Exercise material:
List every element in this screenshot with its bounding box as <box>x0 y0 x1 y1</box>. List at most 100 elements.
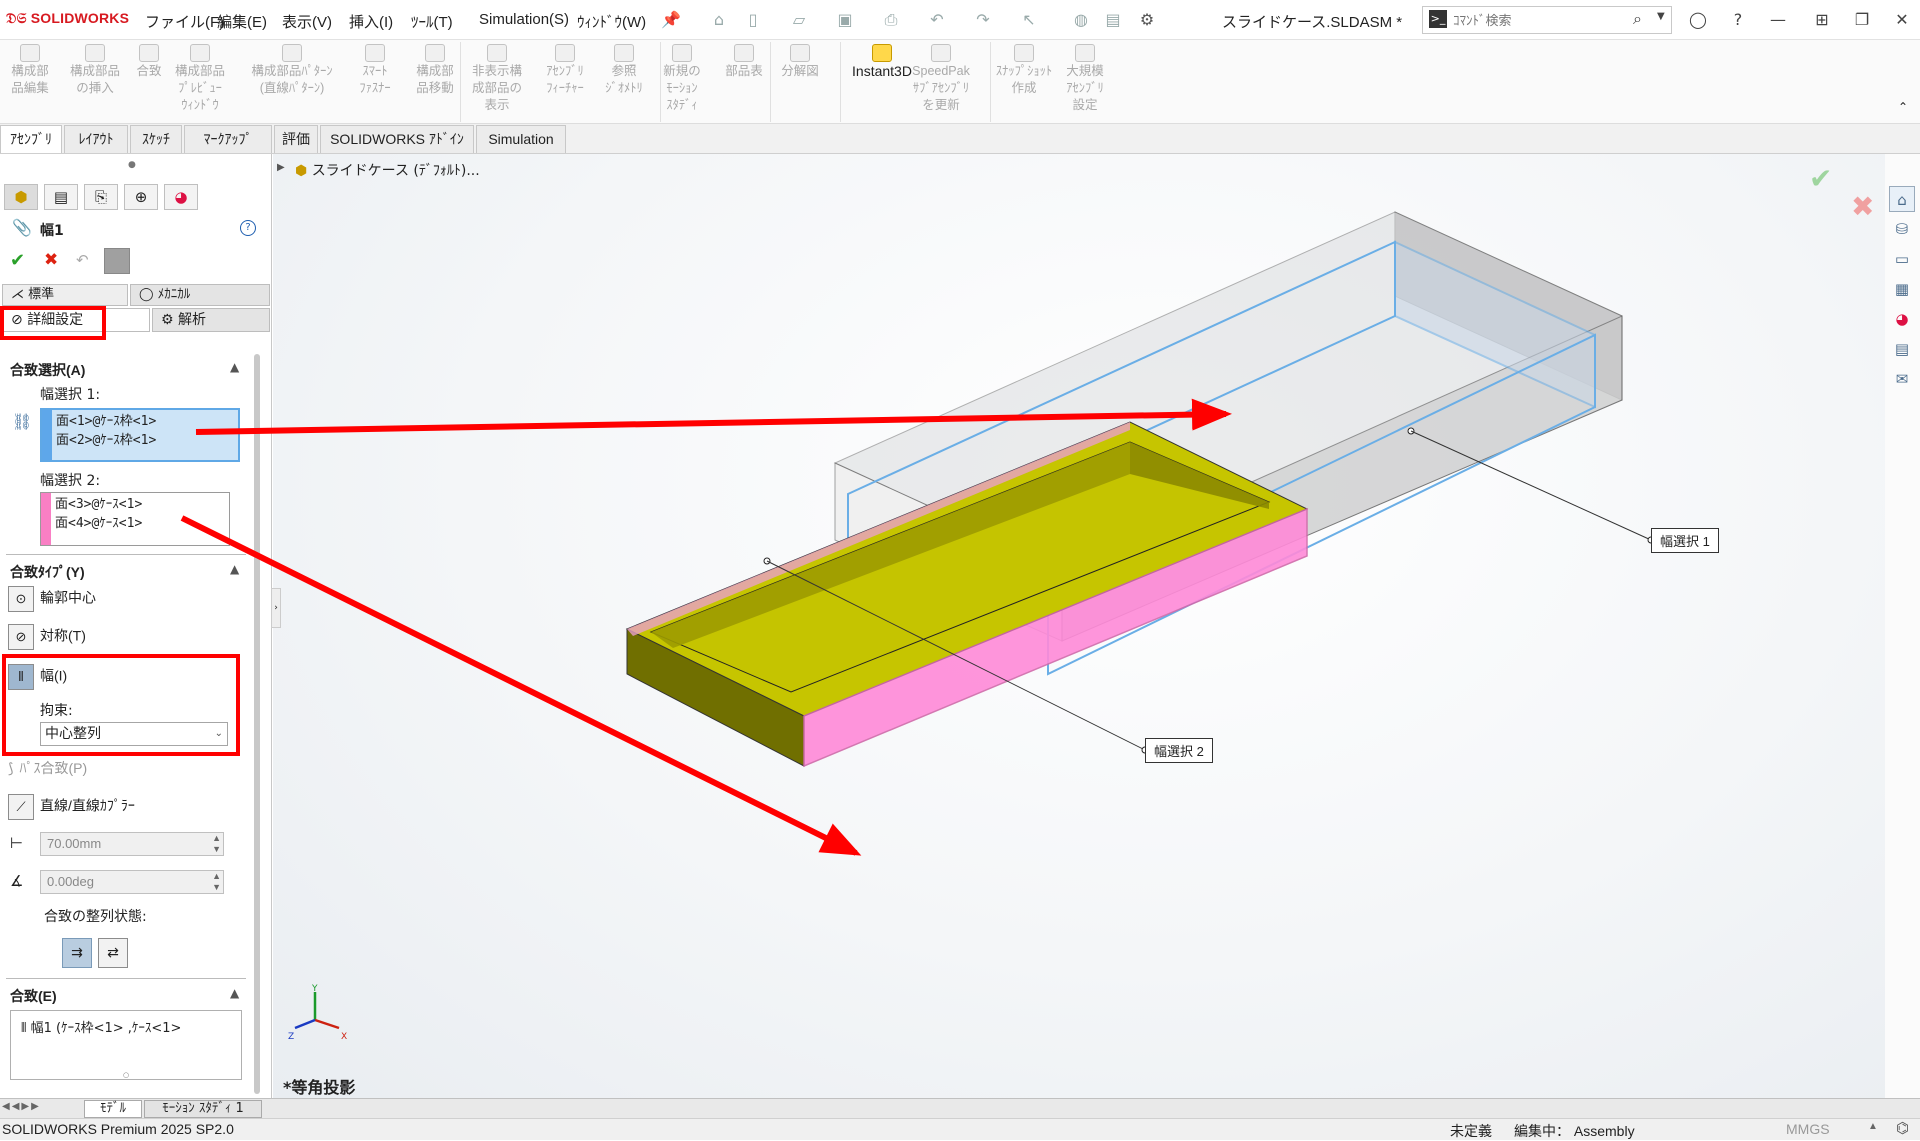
select-cursor-icon[interactable]: ↖ <box>1018 9 1040 31</box>
ribbon-button-3[interactable]: 構成部品 ﾌﾟﾚﾋﾞｭｰ ｳｨﾝﾄﾞｳ <box>168 44 232 114</box>
tab-model[interactable]: ﾓﾃﾞﾙ <box>84 1100 142 1118</box>
spin-arrows-icon[interactable]: ▲ ▼ <box>212 871 221 893</box>
tab-simulation[interactable]: Simulation <box>476 125 566 153</box>
panel-splitter-handle[interactable]: ● <box>128 160 136 170</box>
tab-dimxpert-manager[interactable]: ⊕ <box>124 184 158 210</box>
keep-visible-pin-icon[interactable] <box>104 248 130 274</box>
ribbon-button-7[interactable]: 非表示構 成部品の 表示 <box>466 44 528 114</box>
ribbon-button-12[interactable]: 分解図 <box>778 44 822 80</box>
new-document-icon[interactable]: ▯ <box>742 9 764 31</box>
spin-arrows-icon[interactable]: ▲ ▼ <box>212 833 221 855</box>
width-selection-2-item[interactable]: 面<3>@ｹｰｽ<1> <box>55 495 229 514</box>
width-selection-1-list[interactable]: 面<1>@ｹｰｽ枠<1> 面<2>@ｹｰｽ枠<1> <box>40 408 240 462</box>
design-library-icon[interactable]: ⛁ <box>1889 216 1915 242</box>
appearances-icon[interactable]: ◕ <box>1889 306 1915 332</box>
mate-option-linear-coupler[interactable]: ⟋ 直線/直線ｶﾌﾟﾗｰ <box>8 794 135 820</box>
model-canvas[interactable] <box>273 154 1885 1098</box>
solidworks-resources-home-icon[interactable]: ⌂ <box>1889 186 1915 212</box>
mate-selection-header[interactable]: 合致選択(A) <box>10 360 85 380</box>
tab-markup[interactable]: ﾏｰｸｱｯﾌﾟ <box>184 125 272 153</box>
aligned-button[interactable]: ⇉ <box>62 938 92 968</box>
mate-type-header[interactable]: 合致ﾀｲﾌﾟ(Y) <box>10 562 85 582</box>
command-search-input[interactable] <box>1453 7 1643 33</box>
menu-tools[interactable]: ﾂｰﾙ(T) <box>411 11 453 32</box>
tab-feature-manager[interactable]: ⬢ <box>4 184 38 210</box>
options-gear-icon[interactable]: ⚙ <box>1136 9 1158 31</box>
status-units[interactable]: MMGS <box>1786 1121 1830 1137</box>
tab-assembly[interactable]: ｱｾﾝﾌﾞﾘ <box>0 125 62 153</box>
app-logo[interactable]: 𝔇𝔖 SOLIDWORKS <box>6 10 129 27</box>
tab-mechanical[interactable]: ◯ ﾒｶﾆｶﾙ <box>130 284 270 306</box>
mates-header[interactable]: 合致(E) <box>10 986 57 1006</box>
ribbon-button-4[interactable]: 構成部品ﾊﾟﾀｰﾝ (直線ﾊﾟﾀｰﾝ) <box>240 44 344 97</box>
open-folder-icon[interactable]: ▱ <box>788 9 810 31</box>
ribbon-button-15[interactable]: ｽﾅｯﾌﾟｼｮｯﾄ 作成 <box>988 44 1060 97</box>
tab-layout[interactable]: ﾚｲｱｳﾄ <box>64 125 128 153</box>
chevron-down-icon[interactable]: ▼ <box>1657 11 1665 22</box>
command-search[interactable]: >_ ⌕ ▼ <box>1422 6 1672 34</box>
ribbon-button-5[interactable]: ｽﾏｰﾄ ﾌｧｽﾅｰ <box>350 44 400 97</box>
help-icon[interactable]: ? <box>1724 8 1752 32</box>
restore-button[interactable]: ❐ <box>1848 8 1876 32</box>
ribbon-button-11[interactable]: 部品表 <box>722 44 766 80</box>
close-button[interactable]: ✕ <box>1888 8 1916 32</box>
width-selection-1-item[interactable]: 面<2>@ｹｰｽ枠<1> <box>56 431 238 450</box>
file-explorer-icon[interactable]: ▭ <box>1889 246 1915 272</box>
tile-window-button[interactable]: ⊞ <box>1808 8 1836 32</box>
notifications-icon[interactable]: ⌬ <box>1896 1119 1909 1137</box>
tab-display-manager[interactable]: ◕ <box>164 184 198 210</box>
mates-list-item[interactable]: ⫴ 幅1 (ｹｰｽ枠<1> ,ｹｰｽ<1> <box>21 1017 181 1036</box>
mate-option-symmetric[interactable]: ⊘ 対称(T) <box>8 624 86 650</box>
callout-width-selection-1[interactable]: 幅選択 1 <box>1651 528 1719 553</box>
ribbon-button-2[interactable]: 合致 <box>132 44 166 80</box>
ok-checkmark-icon[interactable]: ✔ <box>10 250 25 271</box>
cancel-x-icon[interactable]: ✖ <box>44 250 58 270</box>
anti-aligned-button[interactable]: ⇄ <box>98 938 128 968</box>
tab-motion-study-1[interactable]: ﾓｰｼｮﾝ ｽﾀﾃﾞｨ 1 <box>144 1100 262 1118</box>
units-chevron-icon[interactable]: ▲ <box>1868 1121 1878 1132</box>
forum-icon[interactable]: ✉ <box>1889 366 1915 392</box>
view-palette-icon[interactable]: ▦ <box>1889 276 1915 302</box>
menu-simulation[interactable]: Simulation(S) <box>479 11 569 28</box>
menu-edit[interactable]: 編集(E) <box>217 11 267 32</box>
ribbon-button-1[interactable]: 構成部品 の挿入 <box>66 44 124 97</box>
mate-option-profile-center[interactable]: ⊙ 輪郭中心 <box>8 586 96 612</box>
collapse-chevron-icon[interactable]: ▲ <box>230 986 239 1000</box>
menu-window[interactable]: ｳｨﾝﾄﾞｳ(W) <box>577 11 646 32</box>
tab-property-manager[interactable]: ▤ <box>44 184 78 210</box>
tab-standard[interactable]: ⋌ 標準 <box>2 284 128 306</box>
file-properties-icon[interactable]: ▤ <box>1102 9 1124 31</box>
ribbon-button-14[interactable]: SpeedPak ｻﾌﾞｱｾﾝﾌﾞﾘ を更新 <box>906 44 976 114</box>
redo-icon[interactable]: ↷ <box>972 9 994 31</box>
distance-spinbox[interactable]: 70.00mm ▲ ▼ <box>40 832 224 856</box>
tab-evaluate[interactable]: 評価 <box>274 125 318 153</box>
save-icon[interactable]: ▣ <box>834 9 856 31</box>
menu-insert[interactable]: 挿入(I) <box>349 11 393 32</box>
ribbon-button-10[interactable]: 新規の ﾓｰｼｮﾝ ｽﾀﾃﾞｨ <box>656 44 708 114</box>
collapse-ribbon-chevron-icon[interactable]: ⌃ <box>1898 100 1908 114</box>
rebuild-icon[interactable]: ◍ <box>1070 9 1092 31</box>
print-icon[interactable]: ⎙ <box>880 9 902 31</box>
width-selection-1-item[interactable]: 面<1>@ｹｰｽ枠<1> <box>56 412 238 431</box>
list-resize-handle[interactable]: ○ <box>123 1071 129 1079</box>
panel-scrollbar[interactable] <box>254 354 260 1094</box>
tab-analysis[interactable]: ⚙ 解析 <box>152 308 270 332</box>
ribbon-button-6[interactable]: 構成部 品移動 <box>410 44 460 97</box>
width-selection-2-list[interactable]: 面<3>@ｹｰｽ<1> 面<4>@ｹｰｽ<1> <box>40 492 230 546</box>
custom-properties-icon[interactable]: ▤ <box>1889 336 1915 362</box>
tab-solidworks-addins[interactable]: SOLIDWORKS ｱﾄﾞｲﾝ <box>320 125 474 153</box>
help-icon[interactable]: ? <box>240 220 256 236</box>
collapse-chevron-icon[interactable]: ▲ <box>230 360 239 374</box>
tab-scroll-arrows-icon[interactable]: ◀◀▶▶ <box>2 1101 41 1112</box>
minimize-button[interactable]: — <box>1764 8 1792 32</box>
width-selection-2-item[interactable]: 面<4>@ｹｰｽ<1> <box>55 514 229 533</box>
ribbon-button-16[interactable]: 大規模 ｱｾﾝﾌﾞﾘ 設定 <box>1060 44 1110 114</box>
ribbon-button-0[interactable]: 構成部 品編集 <box>6 44 54 97</box>
home-icon[interactable]: ⌂ <box>708 9 730 31</box>
ribbon-button-9[interactable]: 参照 ｼﾞｵﾒﾄﾘ <box>600 44 648 97</box>
menu-file[interactable]: ファイル(F) <box>145 11 224 32</box>
user-account-icon[interactable]: ◯ <box>1684 8 1712 32</box>
undo-icon[interactable]: ↶ <box>76 251 89 269</box>
callout-width-selection-2[interactable]: 幅選択 2 <box>1145 738 1213 763</box>
tab-sketch[interactable]: ｽｹｯﾁ <box>130 125 182 153</box>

Objective:
Reproduce the entries from the line with "select-cursor-icon[interactable]: ↖ <box>1018" through the line with "ribbon-button-15[interactable]: ｽﾅｯﾌﾟｼｮｯﾄ 作成", substituting "clickable" for "interactable" everywhere it appears and leaving everything else as it is.

Response to the exercise:
select-cursor-icon[clickable]: ↖ <box>1018 9 1040 31</box>
ribbon-button-3[clickable]: 構成部品 ﾌﾟﾚﾋﾞｭｰ ｳｨﾝﾄﾞｳ <box>168 44 232 114</box>
tab-model[clickable]: ﾓﾃﾞﾙ <box>84 1100 142 1118</box>
spin-arrows-icon[clickable]: ▲ ▼ <box>212 871 221 893</box>
tab-simulation[clickable]: Simulation <box>476 125 566 153</box>
panel-splitter-handle[clickable]: ● <box>128 160 136 170</box>
tab-dimxpert-manager[clickable]: ⊕ <box>124 184 158 210</box>
keep-visible-pin-icon[clickable] <box>104 248 130 274</box>
ribbon-button-7[clickable]: 非表示構 成部品の 表示 <box>466 44 528 114</box>
ribbon-button-12[clickable]: 分解図 <box>778 44 822 80</box>
new-document-icon[clickable]: ▯ <box>742 9 764 31</box>
spin-arrows-icon[clickable]: ▲ ▼ <box>212 833 221 855</box>
width-selection-2-item[clickable]: 面<3>@ｹｰｽ<1> <box>55 495 229 514</box>
width-selection-1-list[clickable]: 面<1>@ｹｰｽ枠<1> 面<2>@ｹｰｽ枠<1> <box>40 408 240 462</box>
design-library-icon[clickable]: ⛁ <box>1889 216 1915 242</box>
appearances-icon[clickable]: ◕ <box>1889 306 1915 332</box>
mate-option-linear-coupler[clickable]: ⟋ 直線/直線ｶﾌﾟﾗｰ <box>8 794 135 820</box>
model-canvas[clickable] <box>273 154 1885 1098</box>
solidworks-resources-home-icon[clickable]: ⌂ <box>1889 186 1915 212</box>
mate-selection-header[clickable]: 合致選択(A) <box>10 360 85 380</box>
tab-markup[clickable]: ﾏｰｸｱｯﾌﾟ <box>184 125 272 153</box>
aligned-button[clickable]: ⇉ <box>62 938 92 968</box>
mate-type-header[clickable]: 合致ﾀｲﾌﾟ(Y) <box>10 562 85 582</box>
command-search-input[clickable] <box>1453 7 1643 33</box>
menu-tools[clickable]: ﾂｰﾙ(T) <box>411 11 453 32</box>
tab-feature-manager[clickable]: ⬢ <box>4 184 38 210</box>
options-gear-icon[clickable]: ⚙ <box>1136 9 1158 31</box>
status-units[clickable]: MMGS <box>1786 1121 1830 1137</box>
tab-assembly[clickable]: ｱｾﾝﾌﾞﾘ <box>0 125 62 153</box>
app-logo[clickable]: 𝔇𝔖 SOLIDWORKS <box>6 10 129 27</box>
tab-mechanical[clickable]: ◯ ﾒｶﾆｶﾙ <box>130 284 270 306</box>
mates-header[clickable]: 合致(E) <box>10 986 57 1006</box>
ribbon-button-4[clickable]: 構成部品ﾊﾟﾀｰﾝ (直線ﾊﾟﾀｰﾝ) <box>240 44 344 97</box>
open-folder-icon[clickable]: ▱ <box>788 9 810 31</box>
ribbon-button-15[clickable]: ｽﾅｯﾌﾟｼｮｯﾄ 作成 <box>988 44 1060 97</box>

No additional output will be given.